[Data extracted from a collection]

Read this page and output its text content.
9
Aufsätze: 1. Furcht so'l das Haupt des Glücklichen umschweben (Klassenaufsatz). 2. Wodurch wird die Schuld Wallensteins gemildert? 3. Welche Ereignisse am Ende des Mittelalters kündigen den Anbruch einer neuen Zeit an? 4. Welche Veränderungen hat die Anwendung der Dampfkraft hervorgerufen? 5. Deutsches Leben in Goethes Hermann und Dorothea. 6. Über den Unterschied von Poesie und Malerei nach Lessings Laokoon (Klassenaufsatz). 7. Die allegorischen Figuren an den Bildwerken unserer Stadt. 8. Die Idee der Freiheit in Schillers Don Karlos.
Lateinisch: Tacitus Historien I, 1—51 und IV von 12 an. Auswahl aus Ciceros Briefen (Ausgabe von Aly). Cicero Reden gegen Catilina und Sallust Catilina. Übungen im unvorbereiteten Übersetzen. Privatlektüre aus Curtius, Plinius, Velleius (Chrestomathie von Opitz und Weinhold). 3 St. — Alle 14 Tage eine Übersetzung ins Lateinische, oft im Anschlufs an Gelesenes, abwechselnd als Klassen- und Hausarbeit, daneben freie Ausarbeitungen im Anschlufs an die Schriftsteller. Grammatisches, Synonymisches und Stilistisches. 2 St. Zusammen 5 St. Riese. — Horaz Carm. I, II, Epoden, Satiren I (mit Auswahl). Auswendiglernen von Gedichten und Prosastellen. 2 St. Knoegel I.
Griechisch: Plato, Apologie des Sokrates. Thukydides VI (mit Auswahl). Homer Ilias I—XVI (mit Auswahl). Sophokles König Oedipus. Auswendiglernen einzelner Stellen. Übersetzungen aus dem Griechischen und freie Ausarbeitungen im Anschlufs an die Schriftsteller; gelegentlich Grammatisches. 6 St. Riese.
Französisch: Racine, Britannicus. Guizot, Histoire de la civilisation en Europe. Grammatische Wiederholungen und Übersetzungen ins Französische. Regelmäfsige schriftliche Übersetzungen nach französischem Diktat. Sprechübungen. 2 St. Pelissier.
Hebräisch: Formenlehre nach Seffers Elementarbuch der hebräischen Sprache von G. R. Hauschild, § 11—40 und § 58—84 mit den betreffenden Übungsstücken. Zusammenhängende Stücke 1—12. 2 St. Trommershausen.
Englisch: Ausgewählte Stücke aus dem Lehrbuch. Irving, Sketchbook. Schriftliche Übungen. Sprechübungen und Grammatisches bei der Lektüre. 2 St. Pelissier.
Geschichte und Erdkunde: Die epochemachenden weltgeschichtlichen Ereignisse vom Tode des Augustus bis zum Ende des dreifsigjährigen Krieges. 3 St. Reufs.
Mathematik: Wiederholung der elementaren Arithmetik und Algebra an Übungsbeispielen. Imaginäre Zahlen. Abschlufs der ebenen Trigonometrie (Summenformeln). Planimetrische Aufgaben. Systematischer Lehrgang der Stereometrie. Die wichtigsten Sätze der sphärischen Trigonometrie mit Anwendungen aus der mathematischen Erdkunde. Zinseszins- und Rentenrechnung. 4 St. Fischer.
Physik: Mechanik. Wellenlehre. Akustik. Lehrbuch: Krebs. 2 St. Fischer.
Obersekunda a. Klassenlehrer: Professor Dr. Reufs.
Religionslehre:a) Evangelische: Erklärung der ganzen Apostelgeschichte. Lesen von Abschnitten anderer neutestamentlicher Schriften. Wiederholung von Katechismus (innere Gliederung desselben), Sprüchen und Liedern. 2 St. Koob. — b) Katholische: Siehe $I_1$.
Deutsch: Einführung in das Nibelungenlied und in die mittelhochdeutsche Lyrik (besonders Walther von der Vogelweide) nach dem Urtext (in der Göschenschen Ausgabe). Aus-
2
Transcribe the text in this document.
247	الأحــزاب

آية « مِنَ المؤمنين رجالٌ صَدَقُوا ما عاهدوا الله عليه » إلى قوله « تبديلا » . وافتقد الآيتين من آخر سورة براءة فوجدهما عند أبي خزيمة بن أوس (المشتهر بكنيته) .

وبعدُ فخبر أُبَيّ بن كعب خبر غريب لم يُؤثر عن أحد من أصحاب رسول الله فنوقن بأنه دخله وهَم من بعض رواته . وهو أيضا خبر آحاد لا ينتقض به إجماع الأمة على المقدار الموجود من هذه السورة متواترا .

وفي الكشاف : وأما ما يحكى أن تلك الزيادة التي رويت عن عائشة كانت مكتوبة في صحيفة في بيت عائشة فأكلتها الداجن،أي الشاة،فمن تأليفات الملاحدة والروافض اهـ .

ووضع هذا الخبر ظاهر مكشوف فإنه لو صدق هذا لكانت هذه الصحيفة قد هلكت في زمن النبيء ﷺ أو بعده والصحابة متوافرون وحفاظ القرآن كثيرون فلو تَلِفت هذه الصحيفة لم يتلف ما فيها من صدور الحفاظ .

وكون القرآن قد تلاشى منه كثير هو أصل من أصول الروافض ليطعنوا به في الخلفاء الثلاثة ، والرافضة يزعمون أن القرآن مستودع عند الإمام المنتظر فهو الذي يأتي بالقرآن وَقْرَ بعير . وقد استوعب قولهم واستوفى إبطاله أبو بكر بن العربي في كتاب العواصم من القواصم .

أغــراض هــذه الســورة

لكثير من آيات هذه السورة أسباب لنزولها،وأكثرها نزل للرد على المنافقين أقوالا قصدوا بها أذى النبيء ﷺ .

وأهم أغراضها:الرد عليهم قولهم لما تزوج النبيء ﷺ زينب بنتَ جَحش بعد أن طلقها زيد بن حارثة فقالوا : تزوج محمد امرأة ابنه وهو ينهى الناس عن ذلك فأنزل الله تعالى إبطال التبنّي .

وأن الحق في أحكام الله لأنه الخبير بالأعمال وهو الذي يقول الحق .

> [Goal of the exercise] Working from the material above, retype it in its entirety without change.

> [Answer in full]
Read this page and output its text content.
9
Aufsätze: 1. Furcht so'l das Haupt des Glücklichen umschweben (Klassenaufsatz). 2. Wodurch wird die Schuld Wallensteins gemildert? 3. Welche Ereignisse am Ende des Mittelalters kündigen den Anbruch einer neuen Zeit an? 4. Welche Veränderungen hat die Anwendung der Dampfkraft hervorgerufen? 5. Deutsches Leben in Goethes Hermann und Dorothea. 6. Über den Unterschied von Poesie und Malerei nach Lessings Laokoon (Klassenaufsatz). 7. Die allegorischen Figuren an den Bildwerken unserer Stadt. 8. Die Idee der Freiheit in Schillers Don Karlos.
Lateinisch: Tacitus Historien I, 1—51 und IV von 12 an. Auswahl aus Ciceros Briefen (Ausgabe von Aly). Cicero Reden gegen Catilina und Sallust Catilina. Übungen im unvorbereiteten Übersetzen. Privatlektüre aus Curtius, Plinius, Velleius (Chrestomathie von Opitz und Weinhold). 3 St. — Alle 14 Tage eine Übersetzung ins Lateinische, oft im Anschlufs an Gelesenes, abwechselnd als Klassen- und Hausarbeit, daneben freie Ausarbeitungen im Anschlufs an die Schriftsteller. Grammatisches, Synonymisches und Stilistisches. 2 St. Zusammen 5 St. Riese. — Horaz Carm. I, II, Epoden, Satiren I (mit Auswahl). Auswendiglernen von Gedichten und Prosastellen. 2 St. Knoegel I.
Griechisch: Plato, Apologie des Sokrates. Thukydides VI (mit Auswahl). Homer Ilias I—XVI (mit Auswahl). Sophokles König Oedipus. Auswendiglernen einzelner Stellen. Übersetzungen aus dem Griechischen und freie Ausarbeitungen im Anschlufs an die Schriftsteller; gelegentlich Grammatisches. 6 St. Riese.
Französisch: Racine, Britannicus. Guizot, Histoire de la civilisation en Europe. Grammatische Wiederholungen und Übersetzungen ins Französische. Regelmäfsige schriftliche Übersetzungen nach französischem Diktat. Sprechübungen. 2 St. Pelissier.
Hebräisch: Formenlehre nach Seffers Elementarbuch der hebräischen Sprache von G. R. Hauschild, § 11—40 und § 58—84 mit den betreffenden Übungsstücken. Zusammenhängende Stücke 1—12. 2 St. Trommershausen.
Englisch: Ausgewählte Stücke aus dem Lehrbuch. Irving, Sketchbook. Schriftliche Übungen. Sprechübungen und Grammatisches bei der Lektüre. 2 St. Pelissier.
Geschichte und Erdkunde: Die epochemachenden weltgeschichtlichen Ereignisse vom Tode des Augustus bis zum Ende des dreifsigjährigen Krieges. 3 St. Reufs.
Mathematik: Wiederholung der elementaren Arithmetik und Algebra an Übungsbeispielen. Imaginäre Zahlen. Abschlufs der ebenen Trigonometrie (Summenformeln). Planimetrische Aufgaben. Systematischer Lehrgang der Stereometrie. Die wichtigsten Sätze der sphärischen Trigonometrie mit Anwendungen aus der mathematischen Erdkunde. Zinseszins- und Rentenrechnung. 4 St. Fischer.
Physik: Mechanik. Wellenlehre. Akustik. Lehrbuch: Krebs. 2 St. Fischer.
Obersekunda a. Klassenlehrer: Professor Dr. Reufs.
Religionslehre:a) Evangelische: Erklärung der ganzen Apostelgeschichte. Lesen von Abschnitten anderer neutestamentlicher Schriften. Wiederholung von Katechismus (innere Gliederung desselben), Sprüchen und Liedern. 2 St. Koob. — b) Katholische: Siehe $I_1$.
Deutsch: Einführung in das Nibelungenlied und in die mittelhochdeutsche Lyrik (besonders Walther von der Vogelweide) nach dem Urtext (in der Göschenschen Ausgabe). Aus-
2
Transcribe the text in this document.
247	الأحــزاب

آية « مِنَ المؤمنين رجالٌ صَدَقُوا ما عاهدوا الله عليه » إلى قوله « تبديلا » . وافتقد الآيتين من آخر سورة براءة فوجدهما عند أبي خزيمة بن أوس (المشتهر بكنيته) .

وبعدُ فخبر أُبَيّ بن كعب خبر غريب لم يُؤثر عن أحد من أصحاب رسول الله فنوقن بأنه دخله وهَم من بعض رواته . وهو أيضا خبر آحاد لا ينتقض به إجماع الأمة على المقدار الموجود من هذه السورة متواترا .

وفي الكشاف : وأما ما يحكى أن تلك الزيادة التي رويت عن عائشة كانت مكتوبة في صحيفة في بيت عائشة فأكلتها الداجن،أي الشاة،فمن تأليفات الملاحدة والروافض اهـ .

ووضع هذا الخبر ظاهر مكشوف فإنه لو صدق هذا لكانت هذه الصحيفة قد هلكت في زمن النبيء ﷺ أو بعده والصحابة متوافرون وحفاظ القرآن كثيرون فلو تَلِفت هذه الصحيفة لم يتلف ما فيها من صدور الحفاظ .

وكون القرآن قد تلاشى منه كثير هو أصل من أصول الروافض ليطعنوا به في الخلفاء الثلاثة ، والرافضة يزعمون أن القرآن مستودع عند الإمام المنتظر فهو الذي يأتي بالقرآن وَقْرَ بعير . وقد استوعب قولهم واستوفى إبطاله أبو بكر بن العربي في كتاب العواصم من القواصم .

أغــراض هــذه الســورة

لكثير من آيات هذه السورة أسباب لنزولها،وأكثرها نزل للرد على المنافقين أقوالا قصدوا بها أذى النبيء ﷺ .

وأهم أغراضها:الرد عليهم قولهم لما تزوج النبيء ﷺ زينب بنتَ جَحش بعد أن طلقها زيد بن حارثة فقالوا : تزوج محمد امرأة ابنه وهو ينهى الناس عن ذلك فأنزل الله تعالى إبطال التبنّي .

وأن الحق في أحكام الله لأنه الخبير بالأعمال وهو الذي يقول الحق .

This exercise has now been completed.